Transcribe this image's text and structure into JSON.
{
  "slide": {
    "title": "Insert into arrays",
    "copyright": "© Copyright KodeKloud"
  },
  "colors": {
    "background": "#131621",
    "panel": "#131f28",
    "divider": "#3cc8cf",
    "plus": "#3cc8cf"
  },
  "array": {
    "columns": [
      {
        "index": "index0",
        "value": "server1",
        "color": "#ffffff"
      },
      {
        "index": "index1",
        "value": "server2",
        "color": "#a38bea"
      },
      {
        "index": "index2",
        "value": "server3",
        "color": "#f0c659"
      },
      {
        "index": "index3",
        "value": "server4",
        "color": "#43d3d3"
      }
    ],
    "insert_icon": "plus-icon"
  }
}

□ □ □ □ □ □ □

PROBLEM STATEMENT: Copy all the entries verbatim.

THE COMPLETED TASK:
Transcribe this image's text and structure into JSON.
{
  "slide": {
    "title": "Insert into arrays",
    "copyright": "© Copyright KodeKloud"
  },
  "colors": {
    "background": "#131621",
    "panel": "#131f28",
    "divider": "#3cc8cf",
    "plus": "#3cc8cf"
  },
  "array": {
    "columns": [
      {
        "index": "index0",
        "value": "server1",
        "color": "#ffffff"
      },
      {
        "index": "index1",
        "value": "server2",
        "color": "#a38bea"
      },
      {
        "index": "index2",
        "value": "server3",
        "color": "#f0c659"
      },
      {
        "index": "index3",
        "value": "server4",
        "color": "#43d3d3"
      }
    ],
    "insert_icon": "plus-icon"
  }
}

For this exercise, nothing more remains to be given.